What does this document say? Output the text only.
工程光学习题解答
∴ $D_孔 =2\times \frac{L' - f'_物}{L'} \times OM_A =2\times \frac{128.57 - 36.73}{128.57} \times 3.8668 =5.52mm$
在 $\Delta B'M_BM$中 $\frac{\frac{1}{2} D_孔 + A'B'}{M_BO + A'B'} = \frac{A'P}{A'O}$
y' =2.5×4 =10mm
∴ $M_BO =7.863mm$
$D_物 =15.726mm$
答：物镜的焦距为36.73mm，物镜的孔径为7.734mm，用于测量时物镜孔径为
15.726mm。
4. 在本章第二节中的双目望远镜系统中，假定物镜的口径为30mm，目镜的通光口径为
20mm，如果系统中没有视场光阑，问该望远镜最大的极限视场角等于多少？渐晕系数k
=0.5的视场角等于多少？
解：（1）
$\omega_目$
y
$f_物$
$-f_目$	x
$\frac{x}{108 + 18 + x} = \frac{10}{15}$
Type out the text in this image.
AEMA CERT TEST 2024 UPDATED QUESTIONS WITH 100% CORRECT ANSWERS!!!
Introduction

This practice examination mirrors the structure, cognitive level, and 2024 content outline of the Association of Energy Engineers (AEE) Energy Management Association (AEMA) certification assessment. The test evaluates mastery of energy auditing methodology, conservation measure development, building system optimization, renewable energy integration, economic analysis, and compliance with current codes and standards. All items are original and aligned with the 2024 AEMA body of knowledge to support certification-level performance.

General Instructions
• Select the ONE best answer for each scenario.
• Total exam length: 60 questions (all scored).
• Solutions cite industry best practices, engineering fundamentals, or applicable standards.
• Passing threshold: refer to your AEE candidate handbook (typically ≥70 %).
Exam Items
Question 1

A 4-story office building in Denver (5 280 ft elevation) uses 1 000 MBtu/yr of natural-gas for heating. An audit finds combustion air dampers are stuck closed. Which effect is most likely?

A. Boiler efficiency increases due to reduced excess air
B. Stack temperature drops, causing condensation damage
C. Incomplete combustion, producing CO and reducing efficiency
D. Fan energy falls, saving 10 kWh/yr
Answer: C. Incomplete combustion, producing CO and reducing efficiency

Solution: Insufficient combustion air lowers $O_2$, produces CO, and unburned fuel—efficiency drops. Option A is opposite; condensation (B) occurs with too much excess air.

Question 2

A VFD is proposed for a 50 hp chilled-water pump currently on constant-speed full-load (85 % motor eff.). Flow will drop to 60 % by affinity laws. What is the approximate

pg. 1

------------------------------------------------------------

### What is needed
Copy out each record from above, exactly.

### Task output
What does this document say? Output the text only.
工程光学习题解答
∴ $D_孔 =2\times \frac{L' - f'_物}{L'} \times OM_A =2\times \frac{128.57 - 36.73}{128.57} \times 3.8668 =5.52mm$
在 $\Delta B'M_BM$中 $\frac{\frac{1}{2} D_孔 + A'B'}{M_BO + A'B'} = \frac{A'P}{A'O}$
y' =2.5×4 =10mm
∴ $M_BO =7.863mm$
$D_物 =15.726mm$
答：物镜的焦距为36.73mm，物镜的孔径为7.734mm，用于测量时物镜孔径为
15.726mm。
4. 在本章第二节中的双目望远镜系统中，假定物镜的口径为30mm，目镜的通光口径为
20mm，如果系统中没有视场光阑，问该望远镜最大的极限视场角等于多少？渐晕系数k
=0.5的视场角等于多少？
解：（1）
$\omega_目$
y
$f_物$
$-f_目$	x
$\frac{x}{108 + 18 + x} = \frac{10}{15}$
Type out the text in this image.
AEMA CERT TEST 2024 UPDATED QUESTIONS WITH 100% CORRECT ANSWERS!!!
Introduction

This practice examination mirrors the structure, cognitive level, and 2024 content outline of the Association of Energy Engineers (AEE) Energy Management Association (AEMA) certification assessment. The test evaluates mastery of energy auditing methodology, conservation measure development, building system optimization, renewable energy integration, economic analysis, and compliance with current codes and standards. All items are original and aligned with the 2024 AEMA body of knowledge to support certification-level performance.

General Instructions
• Select the ONE best answer for each scenario.
• Total exam length: 60 questions (all scored).
• Solutions cite industry best practices, engineering fundamentals, or applicable standards.
• Passing threshold: refer to your AEE candidate handbook (typically ≥70 %).
Exam Items
Question 1

A 4-story office building in Denver (5 280 ft elevation) uses 1 000 MBtu/yr of natural-gas for heating. An audit finds combustion air dampers are stuck closed. Which effect is most likely?

A. Boiler efficiency increases due to reduced excess air
B. Stack temperature drops, causing condensation damage
C. Incomplete combustion, producing CO and reducing efficiency
D. Fan energy falls, saving 10 kWh/yr
Answer: C. Incomplete combustion, producing CO and reducing efficiency

Solution: Insufficient combustion air lowers $O_2$, produces CO, and unburned fuel—efficiency drops. Option A is opposite; condensation (B) occurs with too much excess air.

Question 2

A VFD is proposed for a 50 hp chilled-water pump currently on constant-speed full-load (85 % motor eff.). Flow will drop to 60 % by affinity laws. What is the approximate

pg. 1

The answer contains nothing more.